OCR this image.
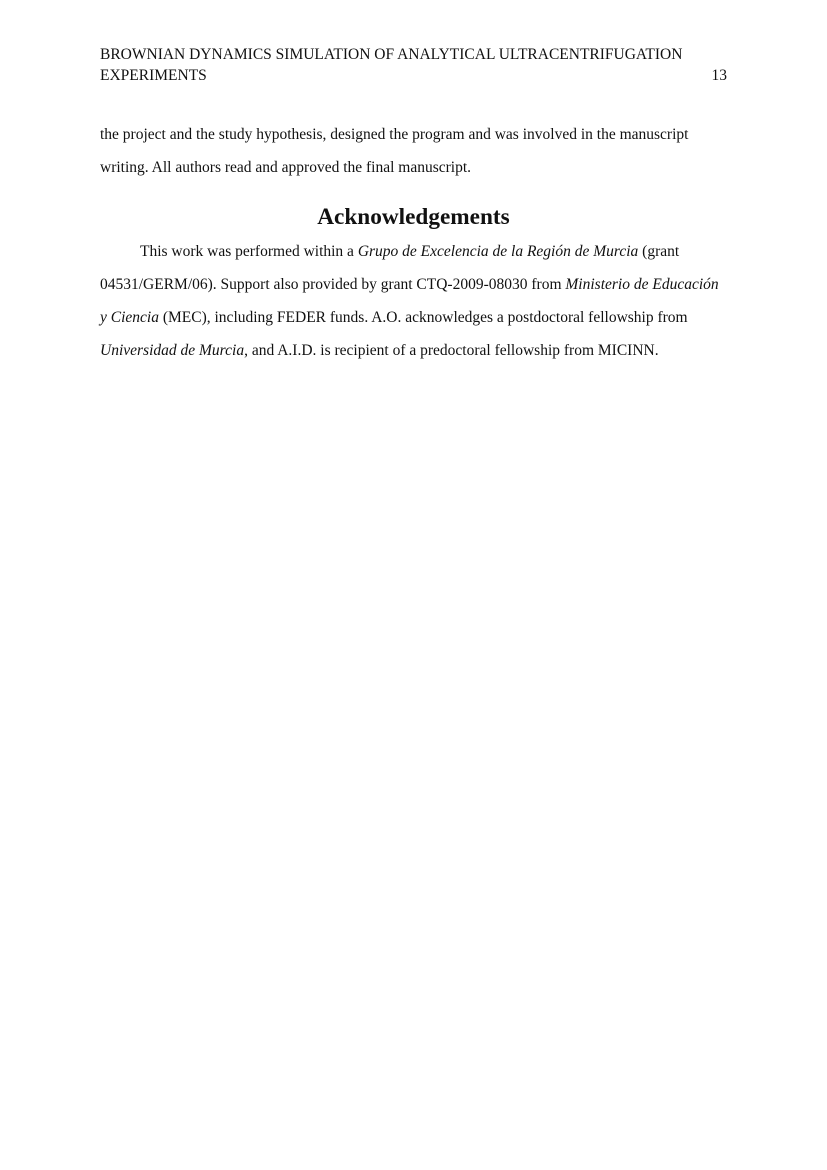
BROWNIAN DYNAMICS SIMULATION OF ANALYTICAL ULTRACENTRIFUGATION
EXPERIMENTS	13

the project and the study hypothesis, designed the program and was involved in the manuscript writing. All authors read and approved the final manuscript.

Acknowledgements

This work was performed within a Grupo de Excelencia de la Región de Murcia (grant 04531/GERM/06). Support also provided by grant CTQ-2009-08030 from Ministerio de Educación y Ciencia (MEC), including FEDER funds. A.O. acknowledges a postdoctoral fellowship from Universidad de Murcia, and A.I.D. is recipient of a predoctoral fellowship from MICINN.
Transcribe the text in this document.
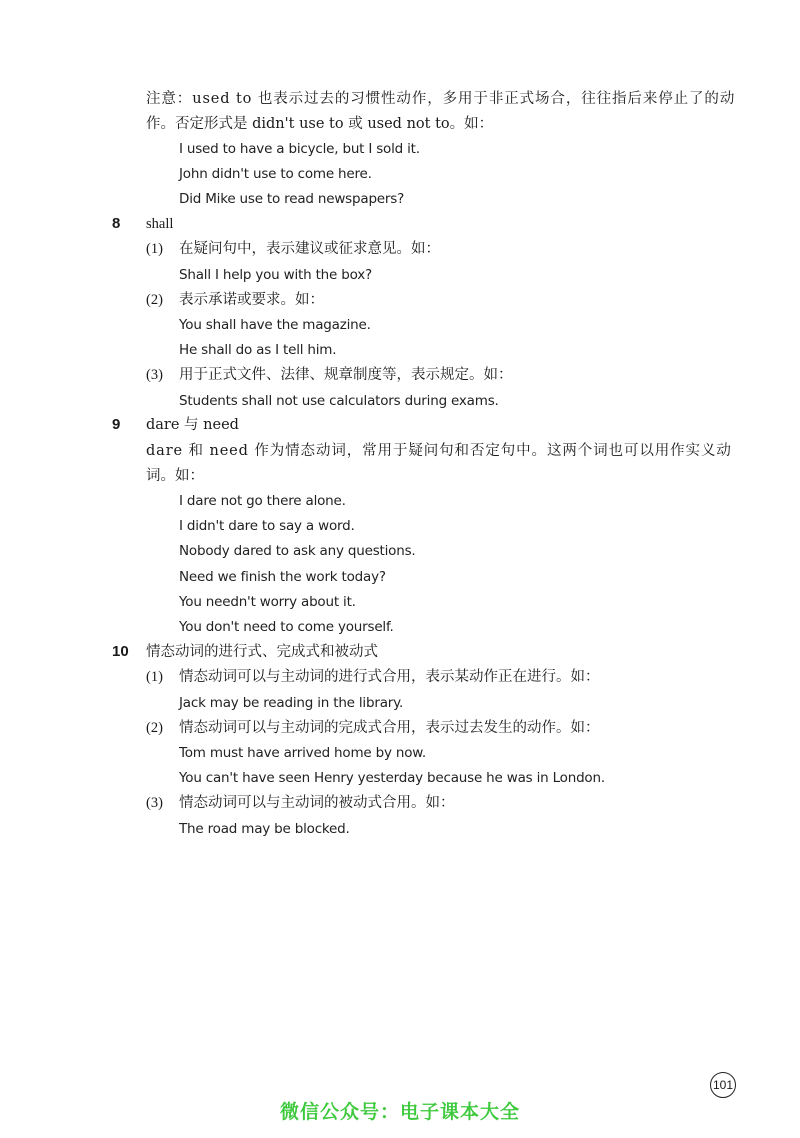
注意：used to 也表示过去的习惯性动作，多用于非正式场合，往往指后来停止了的动
作。否定形式是 didn't use to 或 used not to。如：
I used to have a bicycle, but I sold it.
John didn't use to come here.
Did Mike use to read newspapers?
8 shall
(1) 在疑问句中，表示建议或征求意见。如：
Shall I help you with the box?
(2) 表示承诺或要求。如：
You shall have the magazine.
He shall do as I tell him.
(3) 用于正式文件、法律、规章制度等，表示规定。如：
Students shall not use calculators during exams.
9 dare 与 need
dare 和 need 作为情态动词，常用于疑问句和否定句中。这两个词也可以用作实义动
词。如：
I dare not go there alone.
I didn't dare to say a word.
Nobody dared to ask any questions.
Need we finish the work today?
You needn't worry about it.
You don't need to come yourself.
10 情态动词的进行式、完成式和被动式
(1) 情态动词可以与主动词的进行式合用，表示某动作正在进行。如：
Jack may be reading in the library.
(2) 情态动词可以与主动词的完成式合用，表示过去发生的动作。如：
Tom must have arrived home by now.
You can't have seen Henry yesterday because he was in London.
(3) 情态动词可以与主动词的被动式合用。如：
The road may be blocked.
101
微信公众号：电子课本大全
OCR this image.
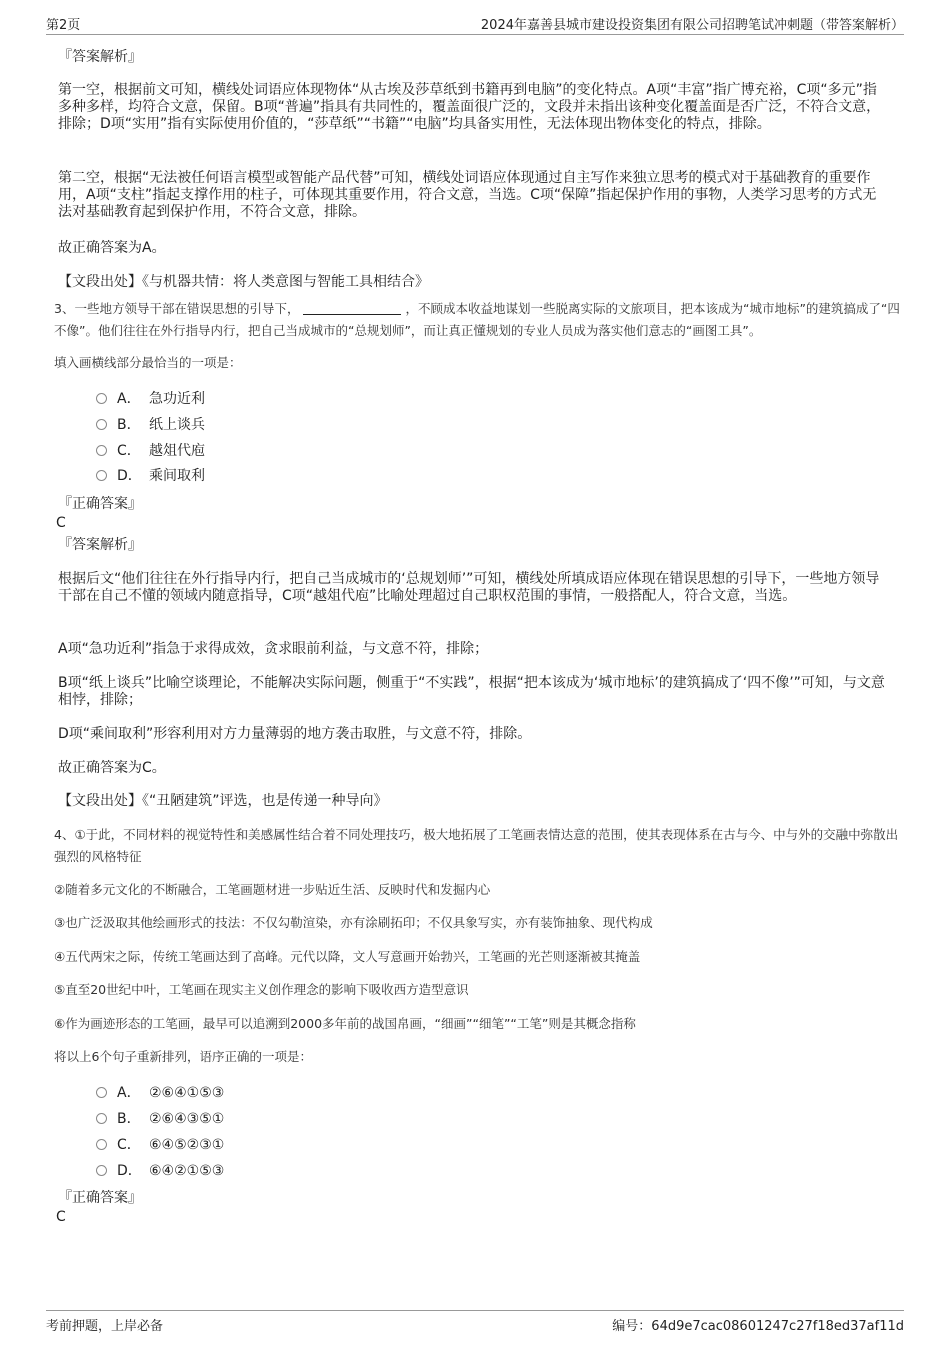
第2页	2024年嘉善县城市建设投资集团有限公司招聘笔试冲刺题（带答案解析）
『答案解析』
第一空，根据前文可知，横线处词语应体现物体“从古埃及莎草纸到书籍再到电脑”的变化特点。A项“丰富”指广博充裕，C项“多元”指多种多样，均符合文意，保留。B项“普遍”指具有共同性的，覆盖面很广泛的，文段并未指出该种变化覆盖面是否广泛，不符合文意，排除；D项“实用”指有实际使用价值的，“莎草纸”“书籍”“电脑”均具备实用性，无法体现出物体变化的特点，排除。
第二空，根据“无法被任何语言模型或智能产品代替”可知，横线处词语应体现通过自主写作来独立思考的模式对于基础教育的重要作用，A项“支柱”指起支撑作用的柱子，可体现其重要作用，符合文意，当选。C项“保障”指起保护作用的事物，人类学习思考的方式无法对基础教育起到保护作用，不符合文意，排除。
故正确答案为A。
【文段出处】《与机器共情：将人类意图与智能工具相结合》
3、一些地方领导干部在错误思想的引导下，	，不顾成本收益地谋划一些脱离实际的文旅项目，把本该成为“城市地标”的建筑搞成了“四不像”。他们往往在外行指导内行，把自己当成城市的“总规划师”，而让真正懂规划的专业人员成为落实他们意志的“画图工具”。
填入画横线部分最恰当的一项是：
A． 急功近利
B． 纸上谈兵
C． 越俎代庖
D． 乘间取利
『正确答案』
C
『答案解析』
根据后文“他们往往在外行指导内行，把自己当成城市的‘总规划师’”可知，横线处所填成语应体现在错误思想的引导下，一些地方领导干部在自己不懂的领域内随意指导，C项“越俎代庖”比喻处理超过自己职权范围的事情，一般搭配人，符合文意，当选。
A项“急功近利”指急于求得成效，贪求眼前利益，与文意不符，排除；
B项“纸上谈兵”比喻空谈理论，不能解决实际问题，侧重于“不实践”，根据“把本该成为‘城市地标’的建筑搞成了‘四不像’”可知，与文意相悖，排除；
D项“乘间取利”形容利用对方力量薄弱的地方袭击取胜，与文意不符，排除。
故正确答案为C。
【文段出处】《“丑陋建筑”评选，也是传递一种导向》
4、①于此，不同材料的视觉特性和美感属性结合着不同处理技巧，极大地拓展了工笔画表情达意的范围，使其表现体系在古与今、中与外的交融中弥散出强烈的风格特征
②随着多元文化的不断融合，工笔画题材进一步贴近生活、反映时代和发掘内心
③也广泛汲取其他绘画形式的技法：不仅勾勒渲染，亦有涂刷拓印；不仅具象写实，亦有装饰抽象、现代构成
④五代两宋之际，传统工笔画达到了高峰。元代以降，文人写意画开始勃兴，工笔画的光芒则逐渐被其掩盖
⑤直至20世纪中叶，工笔画在现实主义创作理念的影响下吸收西方造型意识
⑥作为画迹形态的工笔画，最早可以追溯到2000多年前的战国帛画，“细画”“细笔”“工笔”则是其概念指称
将以上6个句子重新排列，语序正确的一项是：
A． ②⑥④①⑤③
B． ②⑥④③⑤①
C． ⑥④⑤②③①
D． ⑥④②①⑤③
『正确答案』
C
考前押题，上岸必备	编号：64d9e7cac08601247c27f18ed37af11d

+--

**Stated task**
State how many lines of the records above contain the word "不符合文意", giving only that number.

**Correct output**
2